======== RECORDS PROVIDED ========

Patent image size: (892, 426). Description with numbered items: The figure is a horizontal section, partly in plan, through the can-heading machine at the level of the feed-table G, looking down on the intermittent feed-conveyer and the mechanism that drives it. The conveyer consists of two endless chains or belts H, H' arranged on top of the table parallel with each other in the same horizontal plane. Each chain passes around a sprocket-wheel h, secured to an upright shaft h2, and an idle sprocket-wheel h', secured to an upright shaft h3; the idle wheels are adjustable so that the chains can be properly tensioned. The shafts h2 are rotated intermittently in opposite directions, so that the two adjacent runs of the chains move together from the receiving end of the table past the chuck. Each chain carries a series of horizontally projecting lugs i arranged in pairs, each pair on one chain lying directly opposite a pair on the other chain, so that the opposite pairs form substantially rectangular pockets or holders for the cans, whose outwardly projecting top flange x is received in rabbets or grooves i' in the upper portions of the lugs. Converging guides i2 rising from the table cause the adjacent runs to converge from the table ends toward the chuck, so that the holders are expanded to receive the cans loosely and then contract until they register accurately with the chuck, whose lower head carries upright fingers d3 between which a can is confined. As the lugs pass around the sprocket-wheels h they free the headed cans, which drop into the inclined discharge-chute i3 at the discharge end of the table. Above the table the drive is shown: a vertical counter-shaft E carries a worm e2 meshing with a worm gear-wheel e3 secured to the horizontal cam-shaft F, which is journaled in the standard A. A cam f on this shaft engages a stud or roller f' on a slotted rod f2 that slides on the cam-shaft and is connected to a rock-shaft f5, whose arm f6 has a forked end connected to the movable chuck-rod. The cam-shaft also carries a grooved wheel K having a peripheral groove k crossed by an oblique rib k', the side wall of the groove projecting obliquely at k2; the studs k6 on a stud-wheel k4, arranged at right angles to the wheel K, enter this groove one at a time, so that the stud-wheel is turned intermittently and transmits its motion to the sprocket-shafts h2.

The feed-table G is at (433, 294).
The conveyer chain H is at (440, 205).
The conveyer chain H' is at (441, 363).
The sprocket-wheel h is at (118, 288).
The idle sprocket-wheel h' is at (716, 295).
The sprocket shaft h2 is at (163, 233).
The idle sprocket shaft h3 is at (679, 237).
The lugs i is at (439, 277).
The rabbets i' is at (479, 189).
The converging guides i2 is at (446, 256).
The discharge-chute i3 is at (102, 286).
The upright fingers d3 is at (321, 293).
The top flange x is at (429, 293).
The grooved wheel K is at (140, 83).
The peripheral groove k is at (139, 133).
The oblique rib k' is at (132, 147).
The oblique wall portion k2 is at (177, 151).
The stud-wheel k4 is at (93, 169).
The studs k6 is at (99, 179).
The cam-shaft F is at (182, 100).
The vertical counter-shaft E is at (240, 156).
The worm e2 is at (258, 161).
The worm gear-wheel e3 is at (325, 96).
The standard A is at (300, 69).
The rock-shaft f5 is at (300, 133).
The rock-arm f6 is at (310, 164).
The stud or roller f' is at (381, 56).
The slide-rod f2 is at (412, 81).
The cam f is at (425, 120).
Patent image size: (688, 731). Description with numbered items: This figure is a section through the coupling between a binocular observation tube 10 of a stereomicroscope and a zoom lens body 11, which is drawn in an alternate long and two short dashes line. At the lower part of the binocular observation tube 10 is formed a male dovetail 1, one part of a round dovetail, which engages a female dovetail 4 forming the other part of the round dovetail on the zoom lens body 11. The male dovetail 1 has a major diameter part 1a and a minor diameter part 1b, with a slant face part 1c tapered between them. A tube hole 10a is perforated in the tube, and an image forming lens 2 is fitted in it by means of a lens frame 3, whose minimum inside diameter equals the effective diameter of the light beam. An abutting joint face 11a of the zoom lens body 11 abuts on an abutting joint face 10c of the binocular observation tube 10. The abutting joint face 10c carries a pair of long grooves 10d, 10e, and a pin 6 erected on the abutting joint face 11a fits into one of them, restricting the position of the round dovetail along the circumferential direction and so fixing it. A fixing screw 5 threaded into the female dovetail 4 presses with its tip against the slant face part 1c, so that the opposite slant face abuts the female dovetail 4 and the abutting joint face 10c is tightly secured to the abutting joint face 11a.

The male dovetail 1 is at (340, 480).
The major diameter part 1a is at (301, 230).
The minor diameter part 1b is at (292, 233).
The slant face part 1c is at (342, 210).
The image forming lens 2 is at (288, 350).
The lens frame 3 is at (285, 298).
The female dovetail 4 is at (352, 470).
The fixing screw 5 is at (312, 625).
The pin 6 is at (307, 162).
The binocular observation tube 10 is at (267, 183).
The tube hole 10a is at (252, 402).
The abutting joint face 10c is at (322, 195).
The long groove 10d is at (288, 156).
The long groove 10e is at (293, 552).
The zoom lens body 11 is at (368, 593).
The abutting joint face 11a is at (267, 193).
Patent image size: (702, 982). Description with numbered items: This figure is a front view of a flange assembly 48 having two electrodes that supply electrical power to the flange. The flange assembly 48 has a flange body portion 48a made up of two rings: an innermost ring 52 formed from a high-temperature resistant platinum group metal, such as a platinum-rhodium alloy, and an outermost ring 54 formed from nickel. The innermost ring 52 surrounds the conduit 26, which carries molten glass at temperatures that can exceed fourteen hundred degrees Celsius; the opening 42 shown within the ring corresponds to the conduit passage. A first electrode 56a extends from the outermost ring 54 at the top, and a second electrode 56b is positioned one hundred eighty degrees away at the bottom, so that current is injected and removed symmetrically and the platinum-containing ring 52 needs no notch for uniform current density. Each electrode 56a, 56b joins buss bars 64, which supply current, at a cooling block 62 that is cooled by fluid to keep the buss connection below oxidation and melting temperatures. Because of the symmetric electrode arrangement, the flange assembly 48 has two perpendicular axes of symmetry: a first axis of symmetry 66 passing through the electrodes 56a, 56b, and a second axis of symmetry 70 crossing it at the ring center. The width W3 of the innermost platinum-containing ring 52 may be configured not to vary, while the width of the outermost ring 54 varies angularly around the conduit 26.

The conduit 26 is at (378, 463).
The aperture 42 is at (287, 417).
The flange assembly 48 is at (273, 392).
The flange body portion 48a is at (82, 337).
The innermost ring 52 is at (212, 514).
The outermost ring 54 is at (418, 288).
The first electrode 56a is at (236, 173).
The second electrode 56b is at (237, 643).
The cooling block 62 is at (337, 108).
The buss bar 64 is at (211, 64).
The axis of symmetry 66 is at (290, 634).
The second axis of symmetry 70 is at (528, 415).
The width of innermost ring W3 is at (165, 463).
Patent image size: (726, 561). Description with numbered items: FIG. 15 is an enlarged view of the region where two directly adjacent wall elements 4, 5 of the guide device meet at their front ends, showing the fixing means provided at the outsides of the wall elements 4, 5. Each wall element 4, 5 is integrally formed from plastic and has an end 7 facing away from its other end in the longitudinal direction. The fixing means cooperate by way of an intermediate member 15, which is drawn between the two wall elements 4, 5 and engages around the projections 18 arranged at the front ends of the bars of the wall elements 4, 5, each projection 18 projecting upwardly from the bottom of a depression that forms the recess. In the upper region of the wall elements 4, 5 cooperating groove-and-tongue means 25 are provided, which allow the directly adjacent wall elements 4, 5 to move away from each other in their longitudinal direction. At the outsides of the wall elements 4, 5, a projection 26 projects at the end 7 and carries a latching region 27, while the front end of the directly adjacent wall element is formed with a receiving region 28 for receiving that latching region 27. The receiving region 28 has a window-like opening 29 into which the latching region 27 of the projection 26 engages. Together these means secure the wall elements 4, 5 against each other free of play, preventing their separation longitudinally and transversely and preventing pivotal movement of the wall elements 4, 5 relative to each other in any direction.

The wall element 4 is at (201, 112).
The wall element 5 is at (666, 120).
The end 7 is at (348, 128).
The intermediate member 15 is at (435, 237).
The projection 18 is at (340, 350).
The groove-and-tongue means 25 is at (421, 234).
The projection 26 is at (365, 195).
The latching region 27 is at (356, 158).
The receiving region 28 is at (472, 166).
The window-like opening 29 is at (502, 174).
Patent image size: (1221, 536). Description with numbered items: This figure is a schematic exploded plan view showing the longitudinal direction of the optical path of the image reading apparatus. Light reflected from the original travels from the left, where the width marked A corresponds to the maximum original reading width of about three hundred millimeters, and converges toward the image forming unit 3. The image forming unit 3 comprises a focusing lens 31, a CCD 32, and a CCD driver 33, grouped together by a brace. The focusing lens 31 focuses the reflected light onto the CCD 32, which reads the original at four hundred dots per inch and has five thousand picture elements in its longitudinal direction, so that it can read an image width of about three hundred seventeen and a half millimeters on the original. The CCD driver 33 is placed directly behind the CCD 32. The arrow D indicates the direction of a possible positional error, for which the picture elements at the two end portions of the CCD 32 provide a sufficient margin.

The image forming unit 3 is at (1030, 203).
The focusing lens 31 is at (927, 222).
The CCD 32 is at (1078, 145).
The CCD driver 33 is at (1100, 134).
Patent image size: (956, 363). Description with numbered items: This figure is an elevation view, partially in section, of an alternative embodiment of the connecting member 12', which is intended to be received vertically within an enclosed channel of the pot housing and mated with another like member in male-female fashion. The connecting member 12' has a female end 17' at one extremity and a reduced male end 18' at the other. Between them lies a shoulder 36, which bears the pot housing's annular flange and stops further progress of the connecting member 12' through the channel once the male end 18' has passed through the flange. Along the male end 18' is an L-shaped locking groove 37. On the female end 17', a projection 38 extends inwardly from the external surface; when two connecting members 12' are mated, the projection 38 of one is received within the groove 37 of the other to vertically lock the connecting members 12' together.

========

§ YOUR INSTRUCTIONS: Copy out the lines from the one containing "Patent image size: (1221, 536)." through the one containing "The CCD driver 33 is at (1100, 134).", word for word.

§ CORRECT RESULT:
Patent image size: (1221, 536). Description with numbered items: This figure is a schematic exploded plan view showing the longitudinal direction of the optical path of the image reading apparatus. Light reflected from the original travels from the left, where the width marked A corresponds to the maximum original reading width of about three hundred millimeters, and converges toward the image forming unit 3. The image forming unit 3 comprises a focusing lens 31, a CCD 32, and a CCD driver 33, grouped together by a brace. The focusing lens 31 focuses the reflected light onto the CCD 32, which reads the original at four hundred dots per inch and has five thousand picture elements in its longitudinal direction, so that it can read an image width of about three hundred seventeen and a half millimeters on the original. The CCD driver 33 is placed directly behind the CCD 32. The arrow D indicates the direction of a possible positional error, for which the picture elements at the two end portions of the CCD 32 provide a sufficient margin.

The image forming unit 3 is at (1030, 203).
The focusing lens 31 is at (927, 222).
The CCD 32 is at (1078, 145).
The CCD driver 33 is at (1100, 134).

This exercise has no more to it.